──────── Cytowany tekst

Julia Kamińska odkryła w sobie kolejny talent. Już stawia pierwsze kroki w nowym zawodzie! "Chcę więcej!"

2023-06-16 18:39

Choć wydawało się, że przygoda Julii Kamińskiej z serialem „Na Wspólnej” dawno dobiegła końca, niedawno zaskoczyła widzów, po latach znów wcielając się w postać Romy Leneraskiej. Aktorka zdradziła nam, jak wyglądały kulisy jej powrotu do serialu, co ją pociąga w graniu femme fatale i dlaczego uważa, że każdemu powinno się dać drugą szansę.

- Jeszcze do niedawna mogliśmy ponownie oglądać w „BrzydUli”, gdzie po dekadzie na nowo wcieliła się pani w główną bohaterkę, teraz z kolei – także po długiej przerwie – wraca pani do „Na Wspólnej” jako dawno nie widziana Roma. Takie spotkania po latach ze swoimi postaciami są chyba niezwykle ciekawe dla aktora?

- Przede wszystkim zawsze bardzo lubiłam grać Romę, więc nie zastanawiałam się długo, gdy produkcja spytała, czy miałabym ochotę powrócić. Przyznam, że wcielanie się czarne charaktery sprawia mi frajdę. Pewnie wynika to po części z tego, że rzadko mam taką okazję, bo najczęściej jednak gram postacie o wiele bardziej pozytywne, raczej delikatne i spokojne. Dlatego zawsze, gdy nadarza się okazja, by zmierzyć się z czarnym charakterem, chętnie korzystam. Daje mi to dużo radości. To całkiem zabawne, kiedy siadam sobie wieczorami w domu, żeby popracować nad rolą, i zastanawiam się, w jaki sposób podać widzowi tekst, żeby był on jak najbardziej wkurzający (śmiech).

────────────────

▸ **Cel zadania A**
Przetłumacz na angielski następujące zdanie z cytowanego tekstu: „Przede wszystkim zawsze bardzo lubiłam grać Romę, więc nie zastanawiałam się długo, gdy produkcja spytała, czy miałabym ochotę powrócić.”
▸ **Cel zadania B**
Wypisz bez zmian fragment cytowanego tekstu: wszystko od słów „2023-06-16 18:39” w dół aż do słów „dać drugą szansę.”.

──────── Dostarczone materiały

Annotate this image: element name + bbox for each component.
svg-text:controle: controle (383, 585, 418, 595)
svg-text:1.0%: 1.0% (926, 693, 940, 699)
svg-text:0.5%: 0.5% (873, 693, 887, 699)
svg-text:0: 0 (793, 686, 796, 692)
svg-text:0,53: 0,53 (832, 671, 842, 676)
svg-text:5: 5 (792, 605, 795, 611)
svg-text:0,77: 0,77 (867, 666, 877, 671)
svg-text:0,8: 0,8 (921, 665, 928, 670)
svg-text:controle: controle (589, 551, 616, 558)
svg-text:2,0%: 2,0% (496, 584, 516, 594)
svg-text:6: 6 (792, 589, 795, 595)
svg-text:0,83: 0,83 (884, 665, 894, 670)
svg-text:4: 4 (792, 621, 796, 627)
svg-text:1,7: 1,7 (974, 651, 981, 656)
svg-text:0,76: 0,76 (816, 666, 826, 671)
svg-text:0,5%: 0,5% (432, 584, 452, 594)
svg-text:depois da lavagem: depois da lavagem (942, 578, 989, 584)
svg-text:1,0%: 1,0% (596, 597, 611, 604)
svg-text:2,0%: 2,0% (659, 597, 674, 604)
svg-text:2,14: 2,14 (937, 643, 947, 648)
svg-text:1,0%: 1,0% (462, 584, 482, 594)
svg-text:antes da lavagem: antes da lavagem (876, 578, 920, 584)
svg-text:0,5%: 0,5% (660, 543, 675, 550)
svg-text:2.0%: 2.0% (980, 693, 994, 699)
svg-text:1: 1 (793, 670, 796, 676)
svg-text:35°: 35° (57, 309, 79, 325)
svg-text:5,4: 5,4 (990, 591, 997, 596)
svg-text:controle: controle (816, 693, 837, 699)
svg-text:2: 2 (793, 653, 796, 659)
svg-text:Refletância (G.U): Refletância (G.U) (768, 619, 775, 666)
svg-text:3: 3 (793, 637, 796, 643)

────────────────

▸ **Poprawny wynik A**
Above all, I have always really enjoyed playing Roma, so I didn't think long when the production asked whether I would like to come back.

▸ **Poprawny wynik B**
2023-06-16 18:39

Choć wydawało się, że przygoda Julii Kamińskiej z serialem „Na Wspólnej” dawno dobiegła końca, niedawno zaskoczyła widzów, po latach znów wcielając się w postać Romy Leneraskiej. Aktorka zdradziła nam, jak wyglądały kulisy jej powrotu do serialu, co ją pociąga w graniu femme fatale i dlaczego uważa, że każdemu powinno się dać drugą szansę.